EXERCISE GOAL: Transcribe every line of the records verbatim.

EXTRACTED ENTRIES:

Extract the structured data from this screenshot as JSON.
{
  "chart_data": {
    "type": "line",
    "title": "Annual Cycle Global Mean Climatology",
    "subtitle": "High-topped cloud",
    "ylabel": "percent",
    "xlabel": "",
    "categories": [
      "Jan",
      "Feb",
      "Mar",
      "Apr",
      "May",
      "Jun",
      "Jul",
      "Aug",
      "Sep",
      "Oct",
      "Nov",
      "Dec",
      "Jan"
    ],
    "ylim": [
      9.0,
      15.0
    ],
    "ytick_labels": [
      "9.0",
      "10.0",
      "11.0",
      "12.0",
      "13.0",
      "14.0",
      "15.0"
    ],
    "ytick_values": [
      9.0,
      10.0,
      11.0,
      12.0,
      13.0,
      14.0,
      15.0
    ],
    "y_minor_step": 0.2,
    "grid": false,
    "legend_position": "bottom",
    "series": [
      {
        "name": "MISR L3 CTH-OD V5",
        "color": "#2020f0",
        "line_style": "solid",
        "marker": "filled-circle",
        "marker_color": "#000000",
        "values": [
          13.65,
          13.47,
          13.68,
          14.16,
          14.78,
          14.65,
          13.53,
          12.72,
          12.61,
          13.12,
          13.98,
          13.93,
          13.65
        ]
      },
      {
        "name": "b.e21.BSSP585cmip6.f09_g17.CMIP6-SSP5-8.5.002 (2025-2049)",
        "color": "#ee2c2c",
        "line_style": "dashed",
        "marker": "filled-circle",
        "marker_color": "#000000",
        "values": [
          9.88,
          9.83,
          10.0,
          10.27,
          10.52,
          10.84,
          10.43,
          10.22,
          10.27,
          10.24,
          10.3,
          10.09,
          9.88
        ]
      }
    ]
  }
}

SOLUTION TO THIS PROBLEM:
Extract the structured data from this screenshot as JSON.
{
  "chart_data": {
    "type": "line",
    "title": "Annual Cycle Global Mean Climatology",
    "subtitle": "High-topped cloud",
    "ylabel": "percent",
    "xlabel": "",
    "categories": [
      "Jan",
      "Feb",
      "Mar",
      "Apr",
      "May",
      "Jun",
      "Jul",
      "Aug",
      "Sep",
      "Oct",
      "Nov",
      "Dec",
      "Jan"
    ],
    "ylim": [
      9.0,
      15.0
    ],
    "ytick_labels": [
      "9.0",
      "10.0",
      "11.0",
      "12.0",
      "13.0",
      "14.0",
      "15.0"
    ],
    "ytick_values": [
      9.0,
      10.0,
      11.0,
      12.0,
      13.0,
      14.0,
      15.0
    ],
    "y_minor_step": 0.2,
    "grid": false,
    "legend_position": "bottom",
    "series": [
      {
        "name": "MISR L3 CTH-OD V5",
        "color": "#2020f0",
        "line_style": "solid",
        "marker": "filled-circle",
        "marker_color": "#000000",
        "values": [
          13.65,
          13.47,
          13.68,
          14.16,
          14.78,
          14.65,
          13.53,
          12.72,
          12.61,
          13.12,
          13.98,
          13.93,
          13.65
        ]
      },
      {
        "name": "b.e21.BSSP585cmip6.f09_g17.CMIP6-SSP5-8.5.002 (2025-2049)",
        "color": "#ee2c2c",
        "line_style": "dashed",
        "marker": "filled-circle",
        "marker_color": "#000000",
        "values": [
          9.88,
          9.83,
          10.0,
          10.27,
          10.52,
          10.84,
          10.43,
          10.22,
          10.27,
          10.24,
          10.3,
          10.09,
          9.88
        ]
      }
    ]
  }
}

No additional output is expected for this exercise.